### LISTING
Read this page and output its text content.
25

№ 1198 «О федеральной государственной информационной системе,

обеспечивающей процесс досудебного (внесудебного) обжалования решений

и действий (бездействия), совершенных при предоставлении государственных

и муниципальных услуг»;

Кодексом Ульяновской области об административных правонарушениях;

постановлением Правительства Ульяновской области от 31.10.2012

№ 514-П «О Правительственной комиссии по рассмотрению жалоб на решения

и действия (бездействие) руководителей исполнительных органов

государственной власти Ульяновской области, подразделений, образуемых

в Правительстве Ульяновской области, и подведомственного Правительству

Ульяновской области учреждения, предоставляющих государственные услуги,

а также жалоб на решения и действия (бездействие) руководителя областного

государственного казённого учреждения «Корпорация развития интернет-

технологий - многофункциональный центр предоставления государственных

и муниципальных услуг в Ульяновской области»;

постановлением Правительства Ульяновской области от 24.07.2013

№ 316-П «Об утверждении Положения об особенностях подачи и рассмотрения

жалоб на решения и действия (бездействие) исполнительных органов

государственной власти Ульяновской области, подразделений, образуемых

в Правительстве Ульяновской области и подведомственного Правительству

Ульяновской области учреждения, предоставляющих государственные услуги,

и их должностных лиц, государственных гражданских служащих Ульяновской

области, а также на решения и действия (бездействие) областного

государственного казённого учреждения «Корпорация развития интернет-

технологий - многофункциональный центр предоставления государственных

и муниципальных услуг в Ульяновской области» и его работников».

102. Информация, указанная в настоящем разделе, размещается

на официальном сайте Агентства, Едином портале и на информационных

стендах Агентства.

### GOAL OF THE EXERCISE
Filter the records above for "области" and copy every matching line.

### RESPONSE TO THE TASK
Кодексом Ульяновской области об административных правонарушениях;
постановлением Правительства Ульяновской области от 31.10.2012
государственной власти Ульяновской области, подразделений, образуемых
в Правительстве Ульяновской области, и подведомственного Правительству
Ульяновской области учреждения, предоставляющих государственные услуги,
и муниципальных услуг в Ульяновской области»;
постановлением Правительства Ульяновской области от 24.07.2013
государственной власти Ульяновской области, подразделений, образуемых
в Правительстве Ульяновской области и подведомственного Правительству
Ульяновской области учреждения, предоставляющих государственные услуги,
области, а также на решения и действия (бездействие) областного
и муниципальных услуг в Ульяновской области» и его работников».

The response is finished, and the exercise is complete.